- **Exercise directions**
Write out each line word for word. Drop pictures.

-- Data for this task start --

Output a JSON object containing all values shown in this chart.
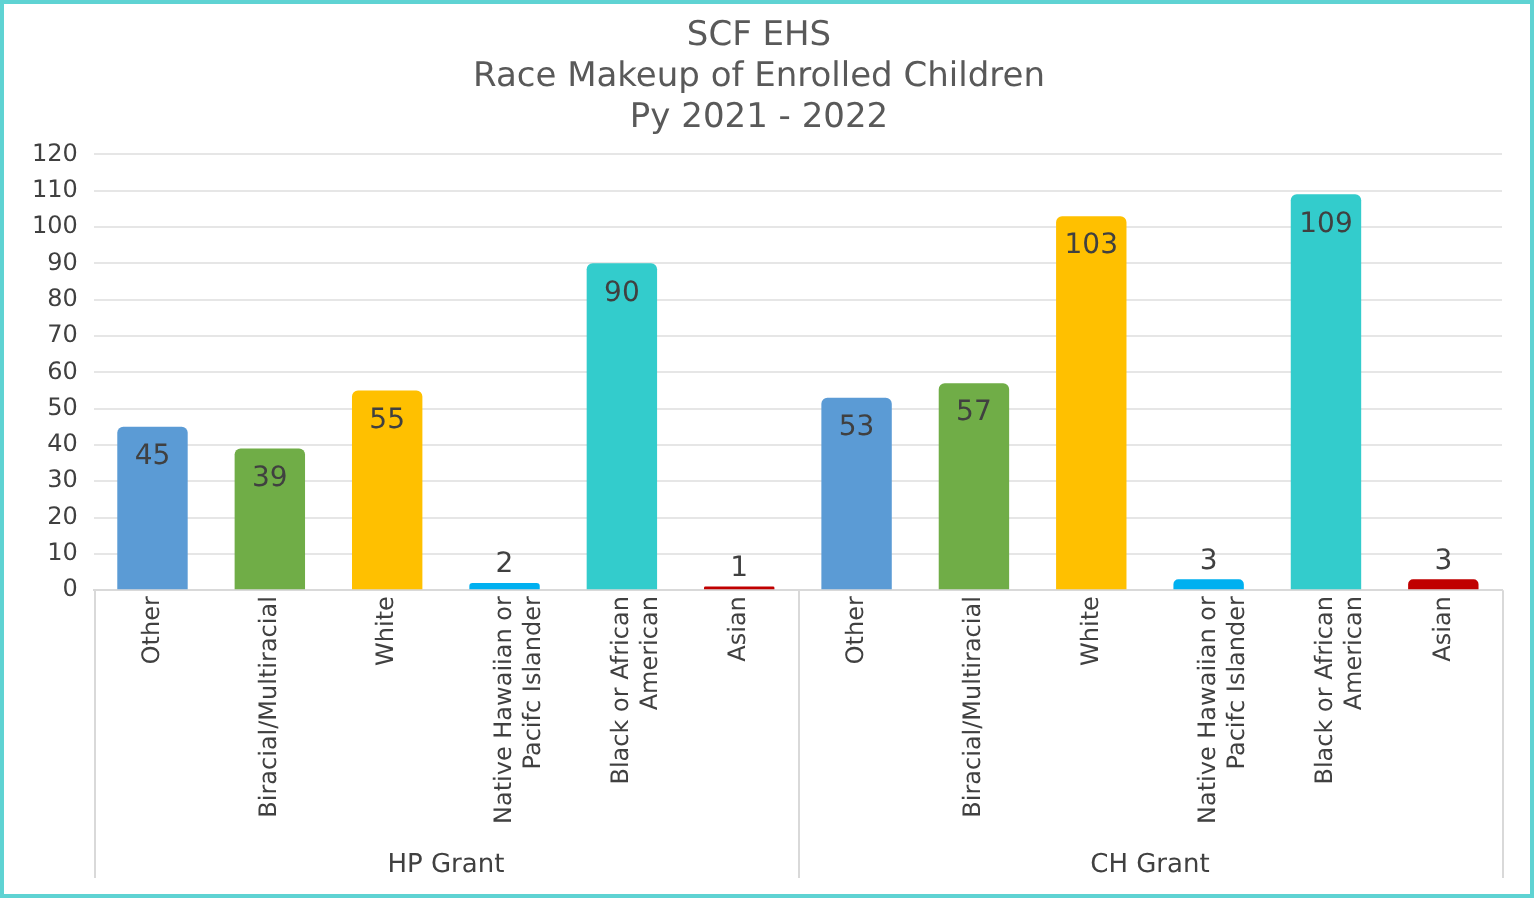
{
  "chart_data": {
    "type": "bar",
    "title": "SCF EHS\nRace Makeup of Enrolled Children\nPy 2021 - 2022",
    "categories": [
      "Other",
      "Biracial/Multiracial",
      "White",
      "Native Hawaiian or Pacifc Islander",
      "Black or African American",
      "Asian",
      "Other",
      "Biracial/Multiracial",
      "White",
      "Native Hawaiian or Pacifc Islander",
      "Black or African American",
      "Asian"
    ],
    "values": [
      45,
      39,
      55,
      2,
      90,
      1,
      53,
      57,
      103,
      3,
      109,
      3
    ],
    "colors": [
      "#5b9bd5",
      "#70ad47",
      "#ffc000",
      "#00b0f0",
      "#33cccc",
      "#c00000",
      "#5b9bd5",
      "#70ad47",
      "#ffc000",
      "#00b0f0",
      "#33cccc",
      "#c00000"
    ],
    "ylim": [
      0,
      120
    ],
    "yticks": [
      0,
      10,
      20,
      30,
      40,
      50,
      60,
      70,
      80,
      90,
      100,
      110,
      120
    ],
    "grid": "y",
    "legend": false,
    "data_labels": true,
    "annotations": [
      "HP Grant",
      "CH Grant"
    ]
  }
}
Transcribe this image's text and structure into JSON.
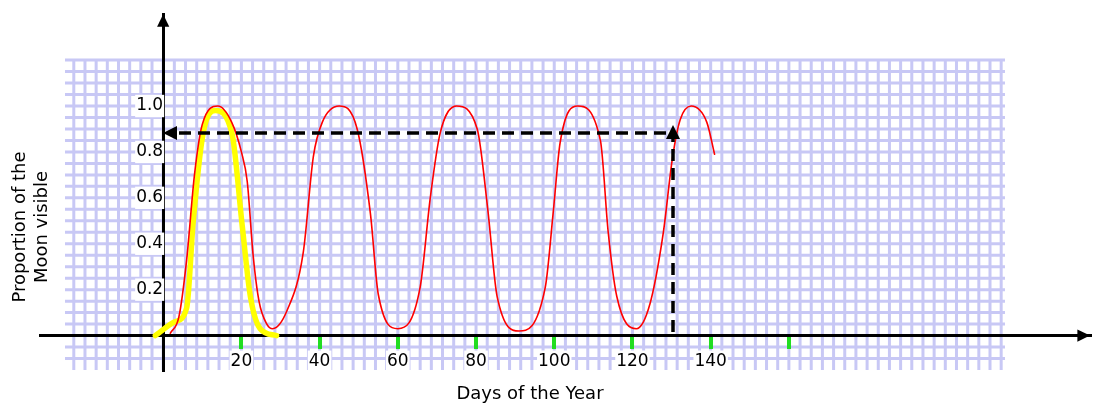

-- Data for this task end --

- **The output**
Output a JSON object containing all values shown in this chart.
{
  "chart_data": {
    "type": "bar",
    "title": "SCF EHS\nRace Makeup of Enrolled Children\nPy 2021 - 2022",
    "categories": [
      "Other",
      "Biracial/Multiracial",
      "White",
      "Native Hawaiian or Pacifc Islander",
      "Black or African American",
      "Asian",
      "Other",
      "Biracial/Multiracial",
      "White",
      "Native Hawaiian or Pacifc Islander",
      "Black or African American",
      "Asian"
    ],
    "values": [
      45,
      39,
      55,
      2,
      90,
      1,
      53,
      57,
      103,
      3,
      109,
      3
    ],
    "colors": [
      "#5b9bd5",
      "#70ad47",
      "#ffc000",
      "#00b0f0",
      "#33cccc",
      "#c00000",
      "#5b9bd5",
      "#70ad47",
      "#ffc000",
      "#00b0f0",
      "#33cccc",
      "#c00000"
    ],
    "ylim": [
      0,
      120
    ],
    "yticks": [
      0,
      10,
      20,
      30,
      40,
      50,
      60,
      70,
      80,
      90,
      100,
      110,
      120
    ],
    "grid": "y",
    "legend": false,
    "data_labels": true,
    "annotations": [
      "HP Grant",
      "CH Grant"
    ]
  }
}
Transcribe this image's text and structure into JSON.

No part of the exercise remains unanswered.